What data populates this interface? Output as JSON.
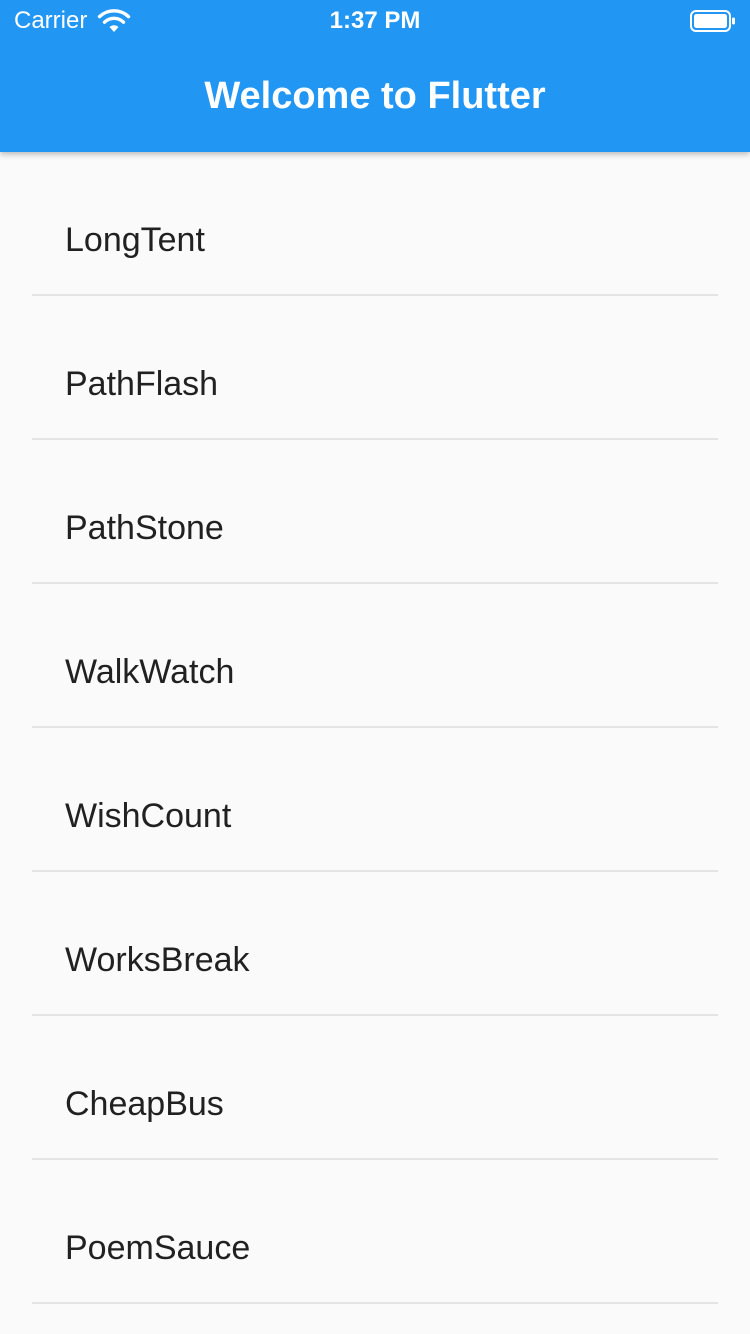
{
  "status_bar": {
    "carrier": "Carrier",
    "time": "1:37 PM",
    "wifi_icon": "wifi-icon",
    "battery_icon": "battery-icon"
  },
  "app_bar": {
    "title": "Welcome to Flutter",
    "color": "#2196f3"
  },
  "list": {
    "items": [
      {
        "label": "LongTent"
      },
      {
        "label": "PathFlash"
      },
      {
        "label": "PathStone"
      },
      {
        "label": "WalkWatch"
      },
      {
        "label": "WishCount"
      },
      {
        "label": "WorksBreak"
      },
      {
        "label": "CheapBus"
      },
      {
        "label": "PoemSauce"
      }
    ]
  }
}
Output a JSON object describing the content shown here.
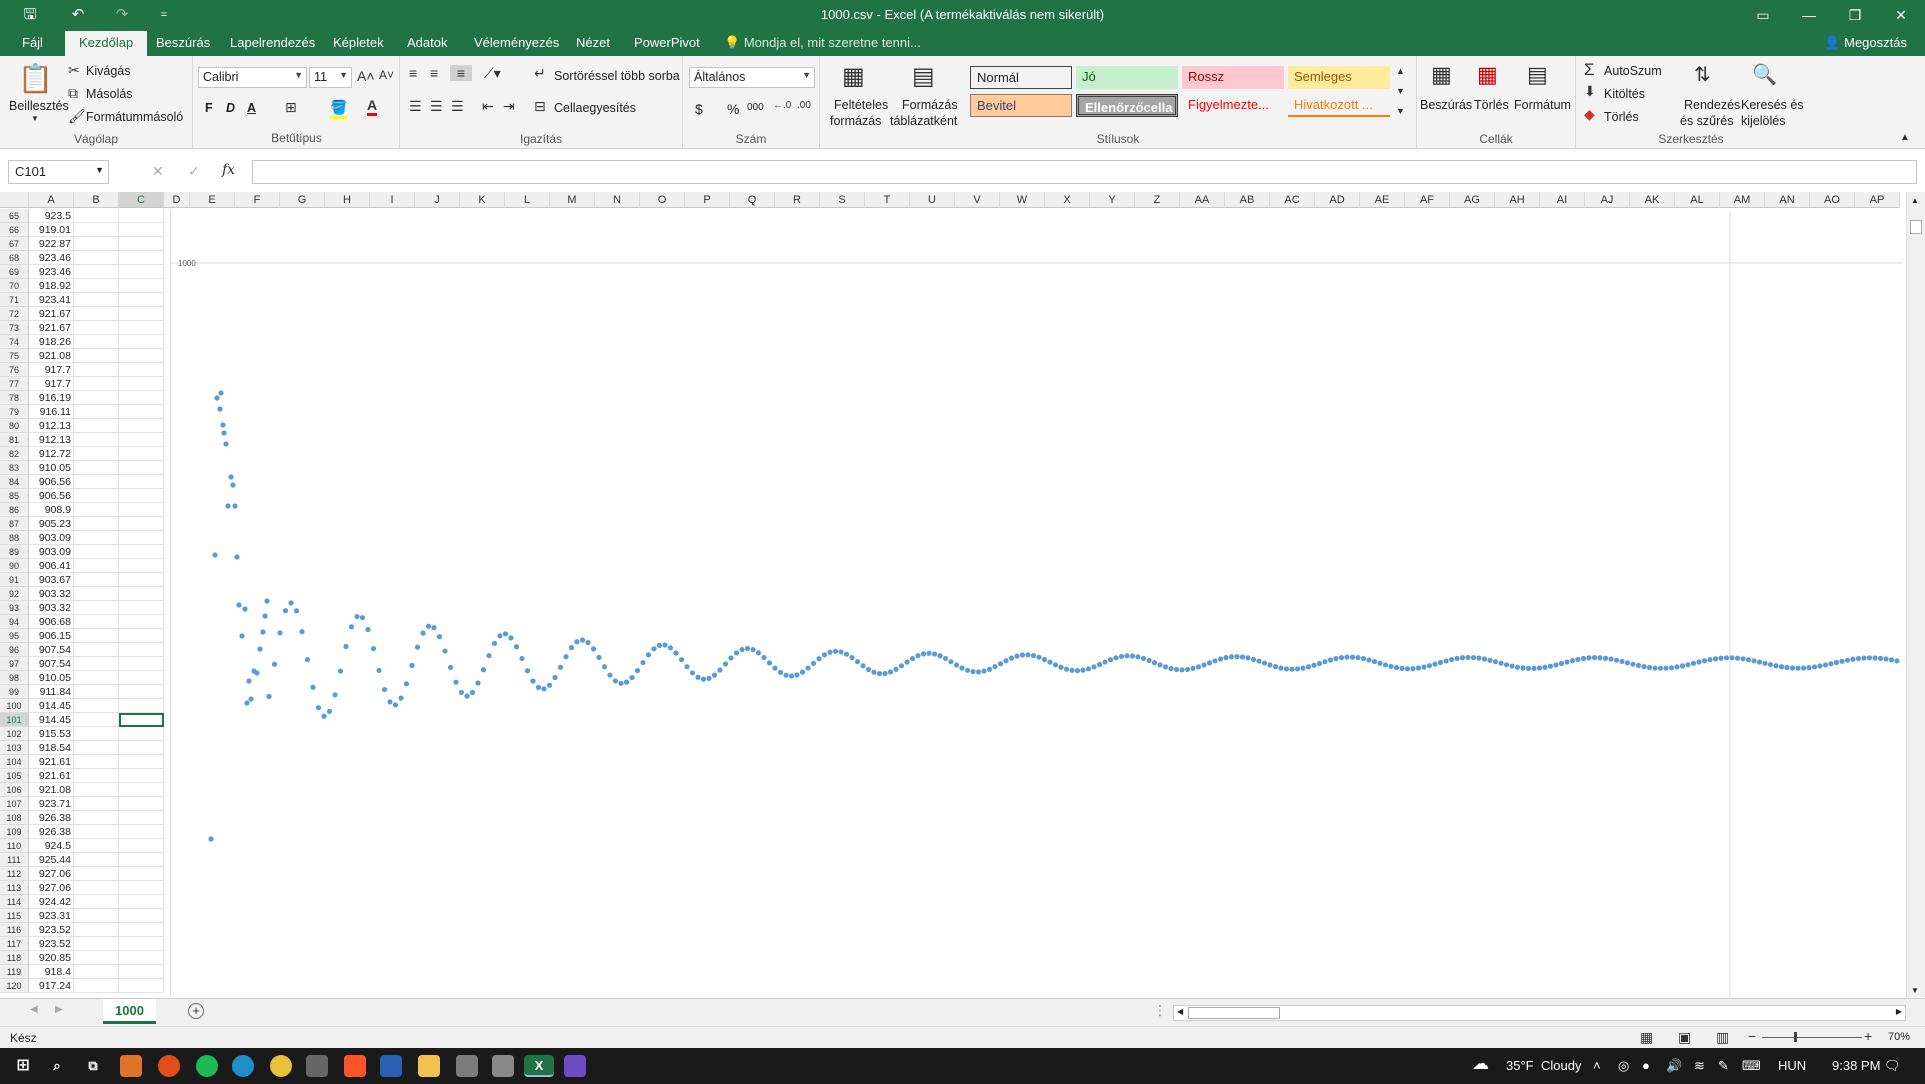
{
  "window": {
    "title": "1000.csv - Excel (A termékaktiválás nem sikerült)",
    "qat_more": "="
  },
  "tabs": [
    {
      "label": "Fájl"
    },
    {
      "label": "Kezdőlap"
    },
    {
      "label": "Beszúrás"
    },
    {
      "label": "Lapelrendezés"
    },
    {
      "label": "Képletek"
    },
    {
      "label": "Adatok"
    },
    {
      "label": "Véleményezés"
    },
    {
      "label": "Nézet"
    },
    {
      "label": "PowerPivot"
    }
  ],
  "tellme": "Mondja el, mit szeretne tenni...",
  "share": "Megosztás",
  "ribbon": {
    "clipboard": {
      "paste": "Beillesztés",
      "cut": "Kivágás",
      "copy": "Másolás",
      "format_painter": "Formátummásoló",
      "label": "Vágólap"
    },
    "font": {
      "name": "Calibri",
      "size": "11",
      "bold": "F",
      "italic": "D",
      "underline": "A",
      "label": "Betűtípus"
    },
    "alignment": {
      "wrap": "Sortöréssel több sorba",
      "merge": "Cellaegyesítés",
      "label": "Igazítás"
    },
    "number": {
      "format": "Általános",
      "currency": "$",
      "percent": "%",
      "thousands": "000",
      "label": "Szám"
    },
    "styles": {
      "conditional": [
        "Feltételes",
        "formázás"
      ],
      "as_table": [
        "Formázás",
        "táblázatként"
      ],
      "cells": [
        {
          "label": "Normál",
          "bg": "#ffffff",
          "fg": "#000000"
        },
        {
          "label": "Jó",
          "bg": "#c6efce",
          "fg": "#006100"
        },
        {
          "label": "Rossz",
          "bg": "#ffc7ce",
          "fg": "#9c0006"
        },
        {
          "label": "Semleges",
          "bg": "#ffeb9c",
          "fg": "#9c5700"
        },
        {
          "label": "Bevitel",
          "bg": "#ffcc99",
          "fg": "#3f3f76"
        },
        {
          "label": "Ellenőrzőcella",
          "bg": "#a5a5a5",
          "fg": "#ffffff"
        },
        {
          "label": "Figyelmezte...",
          "bg": "#ffffff",
          "fg": "#ff0000"
        },
        {
          "label": "Hivatkozott ...",
          "bg": "#ffffff",
          "fg": "#fa7d00"
        }
      ],
      "label": "Stílusok"
    },
    "cells": {
      "insert": "Beszúrás",
      "delete": "Törlés",
      "format": "Formátum",
      "label": "Cellák"
    },
    "editing": {
      "autosum": "AutoSzum",
      "fill": "Kitöltés",
      "clear": "Törlés",
      "sort": [
        "Rendezés",
        "és szűrés"
      ],
      "find": [
        "Keresés és",
        "kijelölés"
      ],
      "label": "Szerkesztés"
    }
  },
  "formula_bar": {
    "name_box": "C101",
    "cancel": "✕",
    "enter": "✓",
    "fx": "fx",
    "value": ""
  },
  "columns": [
    "A",
    "B",
    "C",
    "D",
    "E",
    "F",
    "G",
    "H",
    "I",
    "J",
    "K",
    "L",
    "M",
    "N",
    "O",
    "P",
    "Q",
    "R",
    "S",
    "T",
    "U",
    "V",
    "W",
    "X",
    "Y",
    "Z",
    "AA",
    "AB",
    "AC",
    "AD",
    "AE",
    "AF",
    "AG",
    "AH",
    "AI",
    "AJ",
    "AK",
    "AL",
    "AM",
    "AN",
    "AO",
    "AP"
  ],
  "rows": [
    {
      "n": "65",
      "a": "923.5"
    },
    {
      "n": "66",
      "a": "919.01"
    },
    {
      "n": "67",
      "a": "922.87"
    },
    {
      "n": "68",
      "a": "923.46"
    },
    {
      "n": "69",
      "a": "923.46"
    },
    {
      "n": "70",
      "a": "918.92"
    },
    {
      "n": "71",
      "a": "923.41"
    },
    {
      "n": "72",
      "a": "921.67"
    },
    {
      "n": "73",
      "a": "921.67"
    },
    {
      "n": "74",
      "a": "918.26"
    },
    {
      "n": "75",
      "a": "921.08"
    },
    {
      "n": "76",
      "a": "917.7"
    },
    {
      "n": "77",
      "a": "917.7"
    },
    {
      "n": "78",
      "a": "916.19"
    },
    {
      "n": "79",
      "a": "916.11"
    },
    {
      "n": "80",
      "a": "912.13"
    },
    {
      "n": "81",
      "a": "912.13"
    },
    {
      "n": "82",
      "a": "912.72"
    },
    {
      "n": "83",
      "a": "910.05"
    },
    {
      "n": "84",
      "a": "906.56"
    },
    {
      "n": "85",
      "a": "906.56"
    },
    {
      "n": "86",
      "a": "908.9"
    },
    {
      "n": "87",
      "a": "905.23"
    },
    {
      "n": "88",
      "a": "903.09"
    },
    {
      "n": "89",
      "a": "903.09"
    },
    {
      "n": "90",
      "a": "906.41"
    },
    {
      "n": "91",
      "a": "903.67"
    },
    {
      "n": "92",
      "a": "903.32"
    },
    {
      "n": "93",
      "a": "903.32"
    },
    {
      "n": "94",
      "a": "906.68"
    },
    {
      "n": "95",
      "a": "906.15"
    },
    {
      "n": "96",
      "a": "907.54"
    },
    {
      "n": "97",
      "a": "907.54"
    },
    {
      "n": "98",
      "a": "910.05"
    },
    {
      "n": "99",
      "a": "911.84"
    },
    {
      "n": "100",
      "a": "914.45"
    },
    {
      "n": "101",
      "a": "914.45"
    },
    {
      "n": "102",
      "a": "915.53"
    },
    {
      "n": "103",
      "a": "918.54"
    },
    {
      "n": "104",
      "a": "921.61"
    },
    {
      "n": "105",
      "a": "921.61"
    },
    {
      "n": "106",
      "a": "921.08"
    },
    {
      "n": "107",
      "a": "923.71"
    },
    {
      "n": "108",
      "a": "926.38"
    },
    {
      "n": "109",
      "a": "926.38"
    },
    {
      "n": "110",
      "a": "924.5"
    },
    {
      "n": "111",
      "a": "925.44"
    },
    {
      "n": "112",
      "a": "927.06"
    },
    {
      "n": "113",
      "a": "927.06"
    },
    {
      "n": "114",
      "a": "924.42"
    },
    {
      "n": "115",
      "a": "923.31"
    },
    {
      "n": "116",
      "a": "923.52"
    },
    {
      "n": "117",
      "a": "923.52"
    },
    {
      "n": "118",
      "a": "920.85"
    },
    {
      "n": "119",
      "a": "918.4"
    },
    {
      "n": "120",
      "a": "917.24"
    }
  ],
  "selected_row": "101",
  "chart": {
    "y_tick_label": "1000",
    "series_color": "#5b9bd5"
  },
  "sheet_tab": "1000",
  "status": {
    "mode": "Kész",
    "zoom": "70%"
  },
  "taskbar": {
    "weather_temp": "35°F",
    "weather_text": "Cloudy",
    "lang": "HUN",
    "time": "9:38 PM"
  }
}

Exercise instructions
What count of lines in the listing contain the word "Output"? Reply with the number only.

Answer for the task
2